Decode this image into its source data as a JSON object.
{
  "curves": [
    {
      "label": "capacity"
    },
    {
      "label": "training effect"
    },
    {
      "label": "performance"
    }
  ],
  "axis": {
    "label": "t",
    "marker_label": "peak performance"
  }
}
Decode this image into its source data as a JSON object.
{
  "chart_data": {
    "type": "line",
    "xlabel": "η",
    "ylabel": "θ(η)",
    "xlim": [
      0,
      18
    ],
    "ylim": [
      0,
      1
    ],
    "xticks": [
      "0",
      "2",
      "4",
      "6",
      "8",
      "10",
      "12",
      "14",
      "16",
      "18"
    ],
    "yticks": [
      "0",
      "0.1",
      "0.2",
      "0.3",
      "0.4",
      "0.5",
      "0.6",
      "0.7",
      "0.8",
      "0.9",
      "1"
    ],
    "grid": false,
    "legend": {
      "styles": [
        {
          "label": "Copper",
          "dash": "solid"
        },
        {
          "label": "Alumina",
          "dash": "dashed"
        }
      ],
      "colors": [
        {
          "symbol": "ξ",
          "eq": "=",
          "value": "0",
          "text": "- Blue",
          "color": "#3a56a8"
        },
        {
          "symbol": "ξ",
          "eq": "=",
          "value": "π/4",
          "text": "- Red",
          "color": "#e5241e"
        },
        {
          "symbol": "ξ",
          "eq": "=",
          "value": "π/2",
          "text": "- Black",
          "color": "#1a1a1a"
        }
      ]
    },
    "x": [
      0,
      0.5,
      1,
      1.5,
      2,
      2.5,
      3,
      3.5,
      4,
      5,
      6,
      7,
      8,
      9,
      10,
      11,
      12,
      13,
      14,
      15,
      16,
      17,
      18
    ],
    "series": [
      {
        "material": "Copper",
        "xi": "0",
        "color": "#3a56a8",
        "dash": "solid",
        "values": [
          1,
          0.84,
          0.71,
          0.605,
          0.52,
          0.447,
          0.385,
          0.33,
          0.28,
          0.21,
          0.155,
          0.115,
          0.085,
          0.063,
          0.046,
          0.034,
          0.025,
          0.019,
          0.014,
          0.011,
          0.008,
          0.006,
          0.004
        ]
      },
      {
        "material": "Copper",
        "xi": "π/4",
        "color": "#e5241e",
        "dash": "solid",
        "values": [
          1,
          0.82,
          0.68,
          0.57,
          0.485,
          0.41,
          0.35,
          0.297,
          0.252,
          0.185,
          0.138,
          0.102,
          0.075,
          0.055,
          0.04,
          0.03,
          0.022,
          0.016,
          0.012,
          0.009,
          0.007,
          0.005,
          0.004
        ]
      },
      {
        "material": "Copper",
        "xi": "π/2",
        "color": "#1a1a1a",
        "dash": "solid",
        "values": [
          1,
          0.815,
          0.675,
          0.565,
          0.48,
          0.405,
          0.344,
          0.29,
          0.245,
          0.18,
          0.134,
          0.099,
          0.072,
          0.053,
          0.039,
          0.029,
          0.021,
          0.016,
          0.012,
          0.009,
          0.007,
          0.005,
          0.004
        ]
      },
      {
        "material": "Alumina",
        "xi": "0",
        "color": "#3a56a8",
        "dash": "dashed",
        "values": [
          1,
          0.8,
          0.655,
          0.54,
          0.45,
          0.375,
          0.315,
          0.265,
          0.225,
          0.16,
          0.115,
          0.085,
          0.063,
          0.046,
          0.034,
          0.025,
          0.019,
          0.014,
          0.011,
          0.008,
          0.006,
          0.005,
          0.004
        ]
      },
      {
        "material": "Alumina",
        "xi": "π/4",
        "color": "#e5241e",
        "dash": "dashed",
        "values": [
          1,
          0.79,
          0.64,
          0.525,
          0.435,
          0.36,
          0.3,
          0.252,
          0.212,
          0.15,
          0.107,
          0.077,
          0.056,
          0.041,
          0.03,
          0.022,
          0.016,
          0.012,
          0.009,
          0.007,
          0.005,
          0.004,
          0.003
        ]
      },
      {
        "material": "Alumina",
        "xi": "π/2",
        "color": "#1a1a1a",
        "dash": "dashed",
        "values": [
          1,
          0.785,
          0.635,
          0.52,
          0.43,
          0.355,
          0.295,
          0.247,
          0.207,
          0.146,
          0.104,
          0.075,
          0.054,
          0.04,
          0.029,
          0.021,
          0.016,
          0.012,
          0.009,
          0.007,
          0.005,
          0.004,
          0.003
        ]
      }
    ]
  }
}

- - - -

## Given task
Write the entries again, exactly as they stand.

## Solution to the problem
Decode this image into its source data as a JSON object.
{
  "curves": [
    {
      "label": "capacity"
    },
    {
      "label": "training effect"
    },
    {
      "label": "performance"
    }
  ],
  "axis": {
    "label": "t",
    "marker_label": "peak performance"
  }
}
Decode this image into its source data as a JSON object.
{
  "chart_data": {
    "type": "line",
    "xlabel": "η",
    "ylabel": "θ(η)",
    "xlim": [
      0,
      18
    ],
    "ylim": [
      0,
      1
    ],
    "xticks": [
      "0",
      "2",
      "4",
      "6",
      "8",
      "10",
      "12",
      "14",
      "16",
      "18"
    ],
    "yticks": [
      "0",
      "0.1",
      "0.2",
      "0.3",
      "0.4",
      "0.5",
      "0.6",
      "0.7",
      "0.8",
      "0.9",
      "1"
    ],
    "grid": false,
    "legend": {
      "styles": [
        {
          "label": "Copper",
          "dash": "solid"
        },
        {
          "label": "Alumina",
          "dash": "dashed"
        }
      ],
      "colors": [
        {
          "symbol": "ξ",
          "eq": "=",
          "value": "0",
          "text": "- Blue",
          "color": "#3a56a8"
        },
        {
          "symbol": "ξ",
          "eq": "=",
          "value": "π/4",
          "text": "- Red",
          "color": "#e5241e"
        },
        {
          "symbol": "ξ",
          "eq": "=",
          "value": "π/2",
          "text": "- Black",
          "color": "#1a1a1a"
        }
      ]
    },
    "x": [
      0,
      0.5,
      1,
      1.5,
      2,
      2.5,
      3,
      3.5,
      4,
      5,
      6,
      7,
      8,
      9,
      10,
      11,
      12,
      13,
      14,
      15,
      16,
      17,
      18
    ],
    "series": [
      {
        "material": "Copper",
        "xi": "0",
        "color": "#3a56a8",
        "dash": "solid",
        "values": [
          1,
          0.84,
          0.71,
          0.605,
          0.52,
          0.447,
          0.385,
          0.33,
          0.28,
          0.21,
          0.155,
          0.115,
          0.085,
          0.063,
          0.046,
          0.034,
          0.025,
          0.019,
          0.014,
          0.011,
          0.008,
          0.006,
          0.004
        ]
      },
      {
        "material": "Copper",
        "xi": "π/4",
        "color": "#e5241e",
        "dash": "solid",
        "values": [
          1,
          0.82,
          0.68,
          0.57,
          0.485,
          0.41,
          0.35,
          0.297,
          0.252,
          0.185,
          0.138,
          0.102,
          0.075,
          0.055,
          0.04,
          0.03,
          0.022,
          0.016,
          0.012,
          0.009,
          0.007,
          0.005,
          0.004
        ]
      },
      {
        "material": "Copper",
        "xi": "π/2",
        "color": "#1a1a1a",
        "dash": "solid",
        "values": [
          1,
          0.815,
          0.675,
          0.565,
          0.48,
          0.405,
          0.344,
          0.29,
          0.245,
          0.18,
          0.134,
          0.099,
          0.072,
          0.053,
          0.039,
          0.029,
          0.021,
          0.016,
          0.012,
          0.009,
          0.007,
          0.005,
          0.004
        ]
      },
      {
        "material": "Alumina",
        "xi": "0",
        "color": "#3a56a8",
        "dash": "dashed",
        "values": [
          1,
          0.8,
          0.655,
          0.54,
          0.45,
          0.375,
          0.315,
          0.265,
          0.225,
          0.16,
          0.115,
          0.085,
          0.063,
          0.046,
          0.034,
          0.025,
          0.019,
          0.014,
          0.011,
          0.008,
          0.006,
          0.005,
          0.004
        ]
      },
      {
        "material": "Alumina",
        "xi": "π/4",
        "color": "#e5241e",
        "dash": "dashed",
        "values": [
          1,
          0.79,
          0.64,
          0.525,
          0.435,
          0.36,
          0.3,
          0.252,
          0.212,
          0.15,
          0.107,
          0.077,
          0.056,
          0.041,
          0.03,
          0.022,
          0.016,
          0.012,
          0.009,
          0.007,
          0.005,
          0.004,
          0.003
        ]
      },
      {
        "material": "Alumina",
        "xi": "π/2",
        "color": "#1a1a1a",
        "dash": "dashed",
        "values": [
          1,
          0.785,
          0.635,
          0.52,
          0.43,
          0.355,
          0.295,
          0.247,
          0.207,
          0.146,
          0.104,
          0.075,
          0.054,
          0.04,
          0.029,
          0.021,
          0.016,
          0.012,
          0.009,
          0.007,
          0.005,
          0.004,
          0.003
        ]
      }
    ]
  }
}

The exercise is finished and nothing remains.